**What to do**
1. Using the biography of Louis Muhlstock, explain in one to three sentences why he returned to Montreal after his years of study in Paris.
2. List every Montreal institution or program where the biography of Louis Muhlstock says he studied art.
# Source text start
Louis Muhlstock,  LL.D. (April 23, 1904 August 26, 2001) was a Canadian painter best known for his depictions of the Great Depression and for landscapes and urban scenes in and around Montreal.

Career
Born in Narajów, Galicia, Austria-Hungary, Muhlstock emigrated to Montreal in 1911. He worked as a bookkeeper during the day and at night studied art at the Council of Arts and Manufacturers, at the school of the Art Association of Montreal with William Brymner, attended Royal Canadian Academy evening classes with Maurice Cullen and others, and also at the Ecole des Beaux-Arts of Montreal (1922–1928). From 1928 to 1931, he studied art in Paris with the figure painter Louis Biloul, also sketching at the Académie de la Grande Chaumière and exhibiting his work at the Paris salons. He spent summers sketching in the provinces or visiting museums in Belgium (1928–1931). He returned to Montreal to become a full-time painter.

In 1937, he showed his work in Toronto with the Picture Loan Society. Afterwards, his work was shown at many galleries in both solo and group exhibitions. In 1996, an 80-piece retrospective exhibited Muhlstock's work at galleries in Québec, as well as in Edmonton. In 2010, his work was exhibited as part of the McCord Museum's Jewish Painters of Montreal: Witnesses of Their Time, 1930-1948.
# Source text end
# Entries supplied start
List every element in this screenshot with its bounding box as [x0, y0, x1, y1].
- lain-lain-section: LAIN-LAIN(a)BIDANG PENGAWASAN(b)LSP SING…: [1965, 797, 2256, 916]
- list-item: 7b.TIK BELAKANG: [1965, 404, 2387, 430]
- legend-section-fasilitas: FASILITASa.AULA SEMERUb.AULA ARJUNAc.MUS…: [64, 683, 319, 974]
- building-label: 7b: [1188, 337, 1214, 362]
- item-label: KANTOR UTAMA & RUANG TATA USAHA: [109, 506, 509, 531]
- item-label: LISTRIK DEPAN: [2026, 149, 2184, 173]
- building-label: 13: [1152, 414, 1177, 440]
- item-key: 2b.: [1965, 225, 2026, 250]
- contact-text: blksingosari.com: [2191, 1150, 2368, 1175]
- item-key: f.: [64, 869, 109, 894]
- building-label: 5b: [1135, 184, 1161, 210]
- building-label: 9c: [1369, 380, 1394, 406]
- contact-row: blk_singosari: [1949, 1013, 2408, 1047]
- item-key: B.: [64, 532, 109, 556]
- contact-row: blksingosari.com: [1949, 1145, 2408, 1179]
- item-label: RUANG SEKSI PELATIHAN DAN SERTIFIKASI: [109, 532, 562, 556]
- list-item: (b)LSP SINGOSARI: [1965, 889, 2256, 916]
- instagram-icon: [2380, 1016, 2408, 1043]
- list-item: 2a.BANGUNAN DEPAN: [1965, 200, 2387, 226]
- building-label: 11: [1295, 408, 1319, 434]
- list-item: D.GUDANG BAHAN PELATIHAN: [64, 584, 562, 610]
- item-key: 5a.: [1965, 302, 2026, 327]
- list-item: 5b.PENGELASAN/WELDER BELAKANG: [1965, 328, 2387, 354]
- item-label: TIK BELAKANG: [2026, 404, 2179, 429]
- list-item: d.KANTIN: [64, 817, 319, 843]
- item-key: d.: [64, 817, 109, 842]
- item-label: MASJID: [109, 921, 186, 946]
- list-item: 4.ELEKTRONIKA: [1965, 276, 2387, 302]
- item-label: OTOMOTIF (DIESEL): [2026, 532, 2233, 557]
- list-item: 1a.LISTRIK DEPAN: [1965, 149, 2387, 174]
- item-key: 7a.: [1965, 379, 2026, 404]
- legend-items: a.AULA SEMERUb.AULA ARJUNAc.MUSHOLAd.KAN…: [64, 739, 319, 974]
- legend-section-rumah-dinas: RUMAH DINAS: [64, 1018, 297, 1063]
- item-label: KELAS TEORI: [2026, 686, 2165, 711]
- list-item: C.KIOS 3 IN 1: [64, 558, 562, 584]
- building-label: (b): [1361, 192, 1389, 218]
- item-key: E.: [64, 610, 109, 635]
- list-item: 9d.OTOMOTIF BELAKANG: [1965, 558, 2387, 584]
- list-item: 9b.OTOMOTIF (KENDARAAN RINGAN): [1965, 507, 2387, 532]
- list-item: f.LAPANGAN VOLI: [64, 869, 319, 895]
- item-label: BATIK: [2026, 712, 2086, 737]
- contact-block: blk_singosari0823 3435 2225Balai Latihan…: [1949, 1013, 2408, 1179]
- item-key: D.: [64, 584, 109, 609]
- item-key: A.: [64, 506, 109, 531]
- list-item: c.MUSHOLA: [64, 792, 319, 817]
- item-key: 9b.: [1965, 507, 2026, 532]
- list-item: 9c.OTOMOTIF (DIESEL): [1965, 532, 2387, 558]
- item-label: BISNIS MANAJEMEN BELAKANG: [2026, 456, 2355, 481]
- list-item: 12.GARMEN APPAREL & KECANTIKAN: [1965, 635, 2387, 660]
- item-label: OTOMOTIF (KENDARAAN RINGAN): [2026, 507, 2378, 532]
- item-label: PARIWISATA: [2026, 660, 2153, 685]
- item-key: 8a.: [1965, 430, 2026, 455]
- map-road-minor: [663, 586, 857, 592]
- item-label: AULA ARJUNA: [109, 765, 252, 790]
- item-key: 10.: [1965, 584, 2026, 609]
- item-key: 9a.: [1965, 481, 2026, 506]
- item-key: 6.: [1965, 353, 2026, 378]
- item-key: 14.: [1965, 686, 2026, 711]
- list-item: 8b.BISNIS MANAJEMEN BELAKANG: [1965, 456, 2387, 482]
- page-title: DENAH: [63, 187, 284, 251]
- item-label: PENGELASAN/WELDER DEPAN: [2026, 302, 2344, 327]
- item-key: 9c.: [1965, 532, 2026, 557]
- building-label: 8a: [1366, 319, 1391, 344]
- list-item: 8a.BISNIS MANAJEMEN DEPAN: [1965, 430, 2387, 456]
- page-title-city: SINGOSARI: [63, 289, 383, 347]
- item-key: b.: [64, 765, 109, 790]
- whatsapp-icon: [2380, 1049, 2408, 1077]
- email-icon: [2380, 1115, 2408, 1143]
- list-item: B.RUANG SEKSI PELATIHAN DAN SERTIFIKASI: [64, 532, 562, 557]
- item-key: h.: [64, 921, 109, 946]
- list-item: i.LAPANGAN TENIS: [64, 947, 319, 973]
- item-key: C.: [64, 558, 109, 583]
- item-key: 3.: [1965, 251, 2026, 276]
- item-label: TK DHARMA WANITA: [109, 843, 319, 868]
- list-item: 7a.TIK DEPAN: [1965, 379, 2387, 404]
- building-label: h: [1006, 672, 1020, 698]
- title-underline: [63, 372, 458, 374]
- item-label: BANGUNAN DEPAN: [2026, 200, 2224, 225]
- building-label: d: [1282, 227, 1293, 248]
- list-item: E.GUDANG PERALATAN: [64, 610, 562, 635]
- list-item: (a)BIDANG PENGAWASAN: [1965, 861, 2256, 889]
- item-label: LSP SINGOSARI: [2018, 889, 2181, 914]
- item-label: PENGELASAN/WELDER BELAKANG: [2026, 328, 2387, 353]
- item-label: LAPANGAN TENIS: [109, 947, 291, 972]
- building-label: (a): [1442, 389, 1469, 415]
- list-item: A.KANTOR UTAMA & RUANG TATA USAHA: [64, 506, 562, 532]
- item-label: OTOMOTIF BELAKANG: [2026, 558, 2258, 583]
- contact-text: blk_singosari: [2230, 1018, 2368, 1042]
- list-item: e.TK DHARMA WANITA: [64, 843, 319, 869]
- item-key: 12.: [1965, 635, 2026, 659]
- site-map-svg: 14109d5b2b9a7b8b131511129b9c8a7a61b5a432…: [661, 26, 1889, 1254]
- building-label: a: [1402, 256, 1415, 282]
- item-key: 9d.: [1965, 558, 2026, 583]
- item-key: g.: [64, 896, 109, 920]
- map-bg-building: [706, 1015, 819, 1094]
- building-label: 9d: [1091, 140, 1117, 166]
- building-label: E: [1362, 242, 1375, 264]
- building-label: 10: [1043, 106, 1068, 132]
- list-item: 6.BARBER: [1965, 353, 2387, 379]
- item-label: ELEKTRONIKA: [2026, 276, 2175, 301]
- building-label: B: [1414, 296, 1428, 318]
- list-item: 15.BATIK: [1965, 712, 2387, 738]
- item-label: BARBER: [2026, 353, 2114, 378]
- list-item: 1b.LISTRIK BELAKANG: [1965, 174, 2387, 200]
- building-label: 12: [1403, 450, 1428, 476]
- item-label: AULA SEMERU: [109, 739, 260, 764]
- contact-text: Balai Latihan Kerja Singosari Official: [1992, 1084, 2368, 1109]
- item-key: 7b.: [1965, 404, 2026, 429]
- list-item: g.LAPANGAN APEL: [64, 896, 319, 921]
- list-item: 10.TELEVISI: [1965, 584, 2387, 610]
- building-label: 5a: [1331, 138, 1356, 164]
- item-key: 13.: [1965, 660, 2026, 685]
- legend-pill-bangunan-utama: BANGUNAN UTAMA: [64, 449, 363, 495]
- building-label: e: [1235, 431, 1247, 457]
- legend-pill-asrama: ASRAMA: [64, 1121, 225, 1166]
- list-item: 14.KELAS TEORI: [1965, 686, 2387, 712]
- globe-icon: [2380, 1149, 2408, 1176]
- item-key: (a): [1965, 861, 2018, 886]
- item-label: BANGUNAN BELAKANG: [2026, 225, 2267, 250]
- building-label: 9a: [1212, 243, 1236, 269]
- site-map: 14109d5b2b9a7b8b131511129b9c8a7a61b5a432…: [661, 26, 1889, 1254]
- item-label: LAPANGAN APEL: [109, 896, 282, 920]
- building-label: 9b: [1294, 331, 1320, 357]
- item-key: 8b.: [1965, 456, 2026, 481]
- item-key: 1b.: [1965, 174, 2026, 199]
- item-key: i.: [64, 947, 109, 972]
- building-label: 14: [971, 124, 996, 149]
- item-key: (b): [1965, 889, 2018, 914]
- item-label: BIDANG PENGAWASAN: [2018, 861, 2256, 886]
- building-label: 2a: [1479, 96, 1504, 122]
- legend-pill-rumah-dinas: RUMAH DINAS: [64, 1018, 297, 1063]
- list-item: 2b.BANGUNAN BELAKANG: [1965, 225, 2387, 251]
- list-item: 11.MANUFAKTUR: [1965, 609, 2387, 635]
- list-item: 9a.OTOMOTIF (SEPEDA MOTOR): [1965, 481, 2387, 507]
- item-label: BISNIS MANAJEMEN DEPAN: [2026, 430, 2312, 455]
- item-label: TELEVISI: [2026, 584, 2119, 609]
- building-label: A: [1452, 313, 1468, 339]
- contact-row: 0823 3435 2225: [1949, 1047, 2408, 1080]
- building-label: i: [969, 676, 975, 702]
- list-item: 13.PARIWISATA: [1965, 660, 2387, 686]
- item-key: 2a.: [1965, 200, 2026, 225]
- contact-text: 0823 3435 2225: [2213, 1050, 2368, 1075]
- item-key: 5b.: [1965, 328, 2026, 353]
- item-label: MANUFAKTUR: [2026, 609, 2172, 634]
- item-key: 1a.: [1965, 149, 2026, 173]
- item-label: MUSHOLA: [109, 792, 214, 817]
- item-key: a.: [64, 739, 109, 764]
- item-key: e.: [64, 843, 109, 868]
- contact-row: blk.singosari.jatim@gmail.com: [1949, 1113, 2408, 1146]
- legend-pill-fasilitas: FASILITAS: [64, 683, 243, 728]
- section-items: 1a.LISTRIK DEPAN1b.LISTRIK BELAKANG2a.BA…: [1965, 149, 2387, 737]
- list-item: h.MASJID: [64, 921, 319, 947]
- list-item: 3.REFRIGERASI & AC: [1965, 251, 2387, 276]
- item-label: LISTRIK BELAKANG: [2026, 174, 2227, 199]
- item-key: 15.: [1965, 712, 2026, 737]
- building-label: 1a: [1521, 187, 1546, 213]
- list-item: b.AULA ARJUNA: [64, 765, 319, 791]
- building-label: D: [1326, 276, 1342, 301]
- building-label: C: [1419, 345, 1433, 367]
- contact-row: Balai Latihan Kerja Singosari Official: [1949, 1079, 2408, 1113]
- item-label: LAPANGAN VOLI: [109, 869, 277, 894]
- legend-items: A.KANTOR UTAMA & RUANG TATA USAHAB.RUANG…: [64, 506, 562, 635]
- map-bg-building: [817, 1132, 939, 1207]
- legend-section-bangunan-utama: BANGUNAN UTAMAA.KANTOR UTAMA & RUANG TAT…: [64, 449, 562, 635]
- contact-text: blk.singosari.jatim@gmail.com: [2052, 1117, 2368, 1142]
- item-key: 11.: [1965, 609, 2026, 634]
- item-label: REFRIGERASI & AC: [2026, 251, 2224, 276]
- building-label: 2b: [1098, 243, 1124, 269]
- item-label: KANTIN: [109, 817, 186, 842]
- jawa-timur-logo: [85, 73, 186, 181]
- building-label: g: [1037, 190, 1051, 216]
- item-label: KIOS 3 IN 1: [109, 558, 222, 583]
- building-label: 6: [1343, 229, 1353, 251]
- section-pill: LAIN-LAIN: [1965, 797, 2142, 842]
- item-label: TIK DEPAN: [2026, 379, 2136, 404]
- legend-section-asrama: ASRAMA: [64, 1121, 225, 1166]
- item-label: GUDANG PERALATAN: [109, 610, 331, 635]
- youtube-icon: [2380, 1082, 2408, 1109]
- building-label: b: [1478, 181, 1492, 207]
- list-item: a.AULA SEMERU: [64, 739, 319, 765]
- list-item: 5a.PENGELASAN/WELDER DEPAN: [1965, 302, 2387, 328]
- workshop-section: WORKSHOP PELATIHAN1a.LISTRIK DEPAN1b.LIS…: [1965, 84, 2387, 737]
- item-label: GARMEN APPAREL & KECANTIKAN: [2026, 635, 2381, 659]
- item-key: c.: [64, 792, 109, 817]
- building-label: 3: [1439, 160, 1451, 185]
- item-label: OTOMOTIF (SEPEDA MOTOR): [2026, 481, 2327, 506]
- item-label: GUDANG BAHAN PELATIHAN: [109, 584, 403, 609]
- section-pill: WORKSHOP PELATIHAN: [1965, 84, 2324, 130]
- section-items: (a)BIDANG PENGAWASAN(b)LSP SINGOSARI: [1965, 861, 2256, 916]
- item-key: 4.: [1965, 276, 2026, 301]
# Entries supplied end
**Outputs**
1. He returned to Montreal to become a full-time painter.

2.
- Council of Arts and Manufacturers
- School of the Art Association of Montreal
- Royal Canadian Academy evening classes
- Ecole des Beaux-Arts of Montreal